[Begin Supplied material]

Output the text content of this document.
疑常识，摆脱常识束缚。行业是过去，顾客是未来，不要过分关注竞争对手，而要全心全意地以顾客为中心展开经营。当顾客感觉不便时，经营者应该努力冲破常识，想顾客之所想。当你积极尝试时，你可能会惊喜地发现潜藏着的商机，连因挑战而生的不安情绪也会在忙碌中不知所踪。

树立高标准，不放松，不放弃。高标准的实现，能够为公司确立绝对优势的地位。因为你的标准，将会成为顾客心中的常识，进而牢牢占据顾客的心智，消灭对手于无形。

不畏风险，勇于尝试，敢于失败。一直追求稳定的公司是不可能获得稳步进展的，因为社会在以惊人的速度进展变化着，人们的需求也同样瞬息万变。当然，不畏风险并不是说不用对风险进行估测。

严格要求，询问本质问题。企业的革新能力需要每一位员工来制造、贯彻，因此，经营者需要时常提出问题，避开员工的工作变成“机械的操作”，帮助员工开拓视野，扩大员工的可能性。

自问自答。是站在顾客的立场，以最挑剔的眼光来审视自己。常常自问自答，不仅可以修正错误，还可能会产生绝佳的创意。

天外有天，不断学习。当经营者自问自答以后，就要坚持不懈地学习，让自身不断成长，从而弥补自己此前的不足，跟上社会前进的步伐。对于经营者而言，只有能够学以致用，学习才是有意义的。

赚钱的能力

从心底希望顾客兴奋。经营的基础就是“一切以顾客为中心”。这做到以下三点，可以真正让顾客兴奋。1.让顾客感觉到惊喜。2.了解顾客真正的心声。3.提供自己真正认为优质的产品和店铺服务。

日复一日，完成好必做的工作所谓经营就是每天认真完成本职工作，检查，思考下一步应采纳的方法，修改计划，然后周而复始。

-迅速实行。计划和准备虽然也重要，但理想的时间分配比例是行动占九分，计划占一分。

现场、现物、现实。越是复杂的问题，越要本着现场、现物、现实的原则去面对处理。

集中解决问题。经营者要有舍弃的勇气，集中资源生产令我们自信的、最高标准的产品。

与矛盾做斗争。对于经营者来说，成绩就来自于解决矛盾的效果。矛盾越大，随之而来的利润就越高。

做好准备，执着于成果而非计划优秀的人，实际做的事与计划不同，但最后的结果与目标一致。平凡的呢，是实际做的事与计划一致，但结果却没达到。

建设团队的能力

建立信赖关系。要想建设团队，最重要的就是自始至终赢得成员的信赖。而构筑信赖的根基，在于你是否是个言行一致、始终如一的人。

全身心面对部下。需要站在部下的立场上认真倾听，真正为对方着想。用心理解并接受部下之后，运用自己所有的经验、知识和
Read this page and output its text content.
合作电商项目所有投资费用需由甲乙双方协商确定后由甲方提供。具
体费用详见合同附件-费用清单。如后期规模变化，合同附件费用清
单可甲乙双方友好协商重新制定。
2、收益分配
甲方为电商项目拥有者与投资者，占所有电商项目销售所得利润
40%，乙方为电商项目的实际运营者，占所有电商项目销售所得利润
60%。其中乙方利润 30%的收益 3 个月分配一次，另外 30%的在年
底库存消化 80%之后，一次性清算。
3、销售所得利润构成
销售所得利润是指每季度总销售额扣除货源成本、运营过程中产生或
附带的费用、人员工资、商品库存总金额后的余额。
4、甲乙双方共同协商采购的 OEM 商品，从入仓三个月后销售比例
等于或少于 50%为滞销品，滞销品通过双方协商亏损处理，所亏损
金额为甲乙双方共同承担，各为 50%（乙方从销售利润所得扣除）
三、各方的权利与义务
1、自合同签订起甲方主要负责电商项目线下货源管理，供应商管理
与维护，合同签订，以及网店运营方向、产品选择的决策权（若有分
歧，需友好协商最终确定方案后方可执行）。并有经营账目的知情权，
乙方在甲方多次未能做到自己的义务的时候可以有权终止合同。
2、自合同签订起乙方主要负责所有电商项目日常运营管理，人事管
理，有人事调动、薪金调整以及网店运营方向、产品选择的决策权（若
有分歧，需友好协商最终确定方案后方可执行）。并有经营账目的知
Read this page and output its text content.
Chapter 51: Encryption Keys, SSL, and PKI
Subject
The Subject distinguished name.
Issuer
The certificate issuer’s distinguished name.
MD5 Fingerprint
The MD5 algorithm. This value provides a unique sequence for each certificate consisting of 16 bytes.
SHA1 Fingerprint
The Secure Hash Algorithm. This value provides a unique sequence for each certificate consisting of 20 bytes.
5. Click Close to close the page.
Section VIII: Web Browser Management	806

[End Supplied material]

## Your task
Write the complete data out, exactly as above.

## Task output
Output the text content of this document.
疑常识，摆脱常识束缚。行业是过去，顾客是未来，不要过分关注竞争对手，而要全心全意地以顾客为中心展开经营。当顾客感觉不便时，经营者应该努力冲破常识，想顾客之所想。当你积极尝试时，你可能会惊喜地发现潜藏着的商机，连因挑战而生的不安情绪也会在忙碌中不知所踪。

树立高标准，不放松，不放弃。高标准的实现，能够为公司确立绝对优势的地位。因为你的标准，将会成为顾客心中的常识，进而牢牢占据顾客的心智，消灭对手于无形。

不畏风险，勇于尝试，敢于失败。一直追求稳定的公司是不可能获得稳步进展的，因为社会在以惊人的速度进展变化着，人们的需求也同样瞬息万变。当然，不畏风险并不是说不用对风险进行估测。

严格要求，询问本质问题。企业的革新能力需要每一位员工来制造、贯彻，因此，经营者需要时常提出问题，避开员工的工作变成“机械的操作”，帮助员工开拓视野，扩大员工的可能性。

自问自答。是站在顾客的立场，以最挑剔的眼光来审视自己。常常自问自答，不仅可以修正错误，还可能会产生绝佳的创意。

天外有天，不断学习。当经营者自问自答以后，就要坚持不懈地学习，让自身不断成长，从而弥补自己此前的不足，跟上社会前进的步伐。对于经营者而言，只有能够学以致用，学习才是有意义的。

赚钱的能力

从心底希望顾客兴奋。经营的基础就是“一切以顾客为中心”。这做到以下三点，可以真正让顾客兴奋。1.让顾客感觉到惊喜。2.了解顾客真正的心声。3.提供自己真正认为优质的产品和店铺服务。

日复一日，完成好必做的工作所谓经营就是每天认真完成本职工作，检查，思考下一步应采纳的方法，修改计划，然后周而复始。

-迅速实行。计划和准备虽然也重要，但理想的时间分配比例是行动占九分，计划占一分。

现场、现物、现实。越是复杂的问题，越要本着现场、现物、现实的原则去面对处理。

集中解决问题。经营者要有舍弃的勇气，集中资源生产令我们自信的、最高标准的产品。

与矛盾做斗争。对于经营者来说，成绩就来自于解决矛盾的效果。矛盾越大，随之而来的利润就越高。

做好准备，执着于成果而非计划优秀的人，实际做的事与计划不同，但最后的结果与目标一致。平凡的呢，是实际做的事与计划一致，但结果却没达到。

建设团队的能力

建立信赖关系。要想建设团队，最重要的就是自始至终赢得成员的信赖。而构筑信赖的根基，在于你是否是个言行一致、始终如一的人。

全身心面对部下。需要站在部下的立场上认真倾听，真正为对方着想。用心理解并接受部下之后，运用自己所有的经验、知识和
Read this page and output its text content.
合作电商项目所有投资费用需由甲乙双方协商确定后由甲方提供。具
体费用详见合同附件-费用清单。如后期规模变化，合同附件费用清
单可甲乙双方友好协商重新制定。
2、收益分配
甲方为电商项目拥有者与投资者，占所有电商项目销售所得利润
40%，乙方为电商项目的实际运营者，占所有电商项目销售所得利润
60%。其中乙方利润 30%的收益 3 个月分配一次，另外 30%的在年
底库存消化 80%之后，一次性清算。
3、销售所得利润构成
销售所得利润是指每季度总销售额扣除货源成本、运营过程中产生或
附带的费用、人员工资、商品库存总金额后的余额。
4、甲乙双方共同协商采购的 OEM 商品，从入仓三个月后销售比例
等于或少于 50%为滞销品，滞销品通过双方协商亏损处理，所亏损
金额为甲乙双方共同承担，各为 50%（乙方从销售利润所得扣除）
三、各方的权利与义务
1、自合同签订起甲方主要负责电商项目线下货源管理，供应商管理
与维护，合同签订，以及网店运营方向、产品选择的决策权（若有分
歧，需友好协商最终确定方案后方可执行）。并有经营账目的知情权，
乙方在甲方多次未能做到自己的义务的时候可以有权终止合同。
2、自合同签订起乙方主要负责所有电商项目日常运营管理，人事管
理，有人事调动、薪金调整以及网店运营方向、产品选择的决策权（若
有分歧，需友好协商最终确定方案后方可执行）。并有经营账目的知
Read this page and output its text content.
Chapter 51: Encryption Keys, SSL, and PKI
Subject
The Subject distinguished name.
Issuer
The certificate issuer’s distinguished name.
MD5 Fingerprint
The MD5 algorithm. This value provides a unique sequence for each certificate consisting of 16 bytes.
SHA1 Fingerprint
The Secure Hash Algorithm. This value provides a unique sequence for each certificate consisting of 20 bytes.
5. Click Close to close the page.
Section VIII: Web Browser Management	806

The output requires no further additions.